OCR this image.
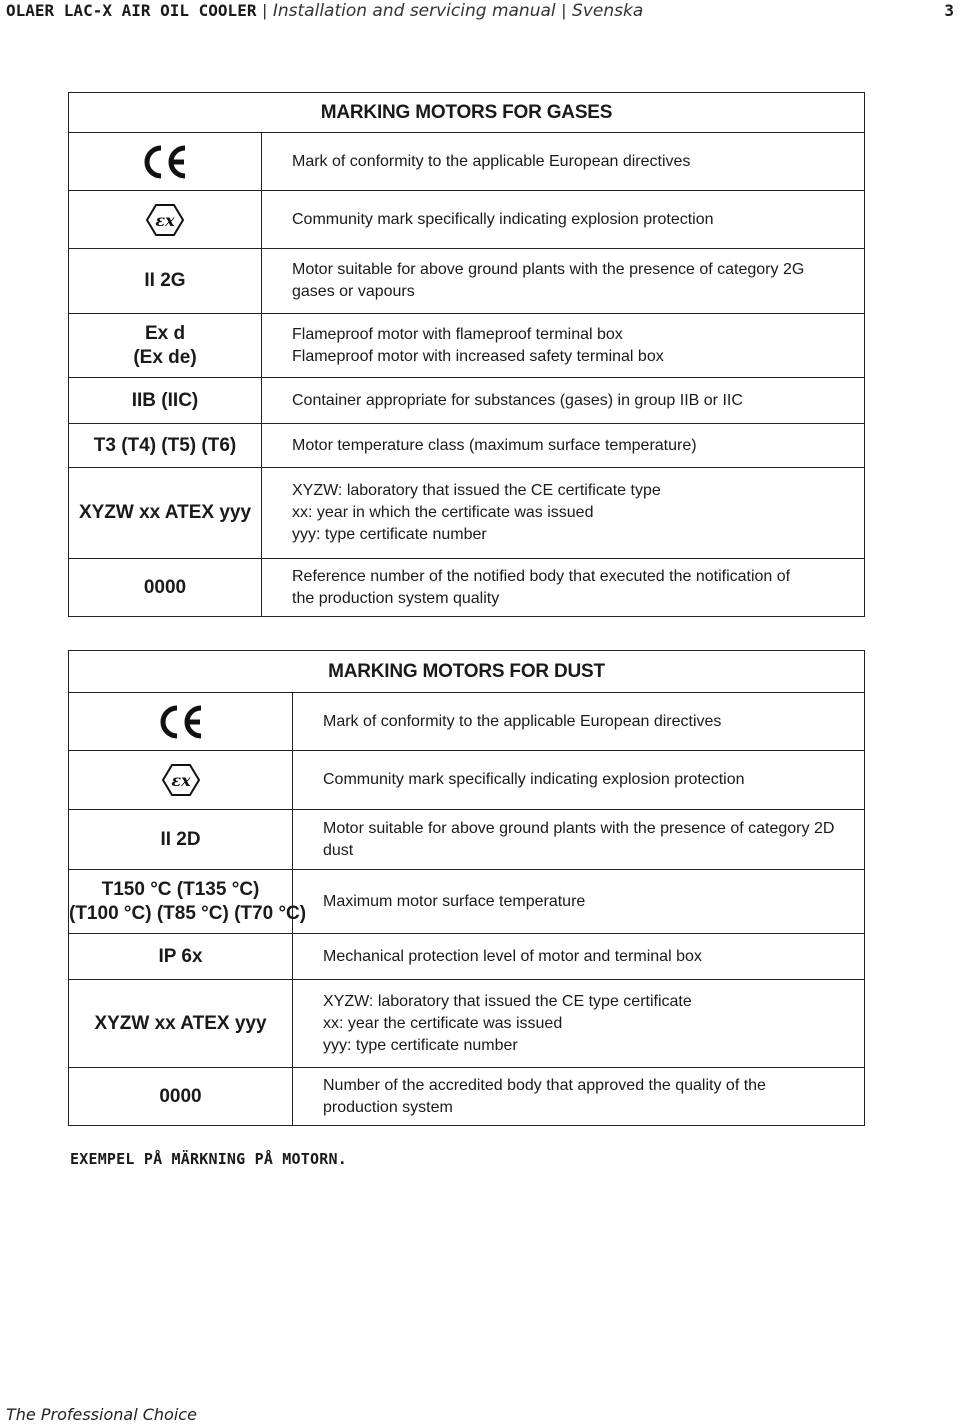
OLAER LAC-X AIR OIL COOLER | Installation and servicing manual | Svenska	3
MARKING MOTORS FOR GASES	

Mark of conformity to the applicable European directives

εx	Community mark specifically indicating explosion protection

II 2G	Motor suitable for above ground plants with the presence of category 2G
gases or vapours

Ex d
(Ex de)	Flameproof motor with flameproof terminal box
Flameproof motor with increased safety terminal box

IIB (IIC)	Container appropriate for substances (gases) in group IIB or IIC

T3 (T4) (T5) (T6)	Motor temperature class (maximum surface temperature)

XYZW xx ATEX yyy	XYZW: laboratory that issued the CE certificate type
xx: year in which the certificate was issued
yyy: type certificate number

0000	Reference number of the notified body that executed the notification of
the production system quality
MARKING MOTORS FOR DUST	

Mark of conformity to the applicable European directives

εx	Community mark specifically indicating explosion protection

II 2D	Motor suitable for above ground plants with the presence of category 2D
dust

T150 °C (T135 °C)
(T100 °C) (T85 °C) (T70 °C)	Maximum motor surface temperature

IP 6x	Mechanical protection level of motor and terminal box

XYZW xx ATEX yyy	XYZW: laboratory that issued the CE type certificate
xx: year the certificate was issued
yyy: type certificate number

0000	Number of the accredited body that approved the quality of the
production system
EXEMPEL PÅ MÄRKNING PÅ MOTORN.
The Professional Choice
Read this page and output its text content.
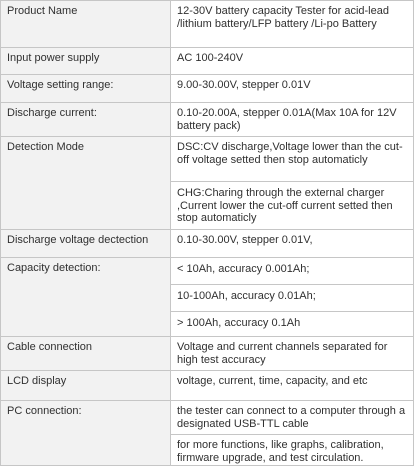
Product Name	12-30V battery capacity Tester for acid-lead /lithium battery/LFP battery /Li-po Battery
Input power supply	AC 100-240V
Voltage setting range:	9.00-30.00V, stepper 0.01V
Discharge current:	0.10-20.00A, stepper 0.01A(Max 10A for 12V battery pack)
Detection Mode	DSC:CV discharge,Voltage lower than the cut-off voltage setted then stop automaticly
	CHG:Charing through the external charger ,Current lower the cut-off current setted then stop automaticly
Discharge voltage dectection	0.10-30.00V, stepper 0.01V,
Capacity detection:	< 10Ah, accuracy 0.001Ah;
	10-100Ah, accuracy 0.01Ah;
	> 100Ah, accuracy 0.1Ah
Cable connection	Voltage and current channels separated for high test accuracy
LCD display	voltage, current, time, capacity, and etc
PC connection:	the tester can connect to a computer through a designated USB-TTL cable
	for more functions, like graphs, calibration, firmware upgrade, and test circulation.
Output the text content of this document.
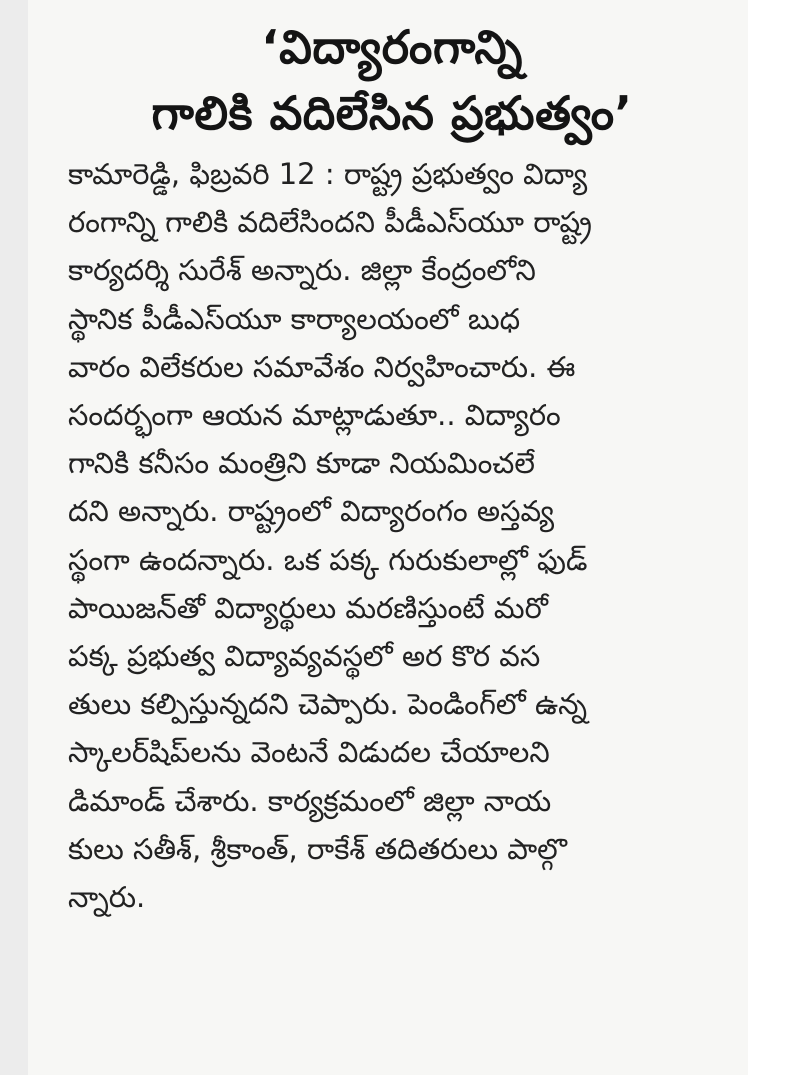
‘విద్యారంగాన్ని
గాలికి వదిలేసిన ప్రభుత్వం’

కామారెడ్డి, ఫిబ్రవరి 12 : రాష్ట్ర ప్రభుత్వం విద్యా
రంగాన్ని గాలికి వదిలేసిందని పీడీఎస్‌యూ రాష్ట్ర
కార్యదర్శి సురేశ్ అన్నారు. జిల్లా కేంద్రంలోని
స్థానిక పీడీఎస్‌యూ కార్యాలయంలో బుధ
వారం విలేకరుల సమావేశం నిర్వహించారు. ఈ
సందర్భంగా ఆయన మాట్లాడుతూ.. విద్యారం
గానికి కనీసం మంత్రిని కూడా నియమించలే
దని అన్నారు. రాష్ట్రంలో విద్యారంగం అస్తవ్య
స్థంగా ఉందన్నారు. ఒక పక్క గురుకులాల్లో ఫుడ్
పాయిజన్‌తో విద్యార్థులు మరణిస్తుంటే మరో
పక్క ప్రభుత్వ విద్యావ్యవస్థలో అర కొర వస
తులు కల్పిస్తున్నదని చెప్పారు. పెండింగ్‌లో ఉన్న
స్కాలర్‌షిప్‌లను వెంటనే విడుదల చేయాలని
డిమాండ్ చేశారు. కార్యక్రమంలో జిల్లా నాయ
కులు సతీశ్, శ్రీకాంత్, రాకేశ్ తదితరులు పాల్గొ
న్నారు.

* * * *

Exercise
Starting with the line that holds "Read this page and output its text content.", retype each line through the last one in the listing above, exactly as written. Do not copy any pictures.

Expected output
Read this page and output its text content.
Product Name	12-30V battery capacity Tester for acid-lead /lithium battery/LFP battery /Li-po Battery
Input power supply	AC 100-240V
Voltage setting range:	9.00-30.00V, stepper 0.01V
Discharge current:	0.10-20.00A, stepper 0.01A(Max 10A for 12V battery pack)
Detection Mode	DSC:CV discharge,Voltage lower than the cut-off voltage setted then stop automaticly
	CHG:Charing through the external charger ,Current lower the cut-off current setted then stop automaticly
Discharge voltage dectection	0.10-30.00V, stepper 0.01V,
Capacity detection:	< 10Ah, accuracy 0.001Ah;
	10-100Ah, accuracy 0.01Ah;
	> 100Ah, accuracy 0.1Ah
Cable connection	Voltage and current channels separated for high test accuracy
LCD display	voltage, current, time, capacity, and etc
PC connection:	the tester can connect to a computer through a designated USB-TTL cable
	for more functions, like graphs, calibration, firmware upgrade, and test circulation.
Output the text content of this document.
‘విద్యారంగాన్ని
గాలికి వదిలేసిన ప్రభుత్వం’

కామారెడ్డి, ఫిబ్రవరి 12 : రాష్ట్ర ప్రభుత్వం విద్యా
రంగాన్ని గాలికి వదిలేసిందని పీడీఎస్‌యూ రాష్ట్ర
కార్యదర్శి సురేశ్ అన్నారు. జిల్లా కేంద్రంలోని
స్థానిక పీడీఎస్‌యూ కార్యాలయంలో బుధ
వారం విలేకరుల సమావేశం నిర్వహించారు. ఈ
సందర్భంగా ఆయన మాట్లాడుతూ.. విద్యారం
గానికి కనీసం మంత్రిని కూడా నియమించలే
దని అన్నారు. రాష్ట్రంలో విద్యారంగం అస్తవ్య
స్థంగా ఉందన్నారు. ఒక పక్క గురుకులాల్లో ఫుడ్
పాయిజన్‌తో విద్యార్థులు మరణిస్తుంటే మరో
పక్క ప్రభుత్వ విద్యావ్యవస్థలో అర కొర వస
తులు కల్పిస్తున్నదని చెప్పారు. పెండింగ్‌లో ఉన్న
స్కాలర్‌షిప్‌లను వెంటనే విడుదల చేయాలని
డిమాండ్ చేశారు. కార్యక్రమంలో జిల్లా నాయ
కులు సతీశ్, శ్రీకాంత్, రాకేశ్ తదితరులు పాల్గొ
న్నారు.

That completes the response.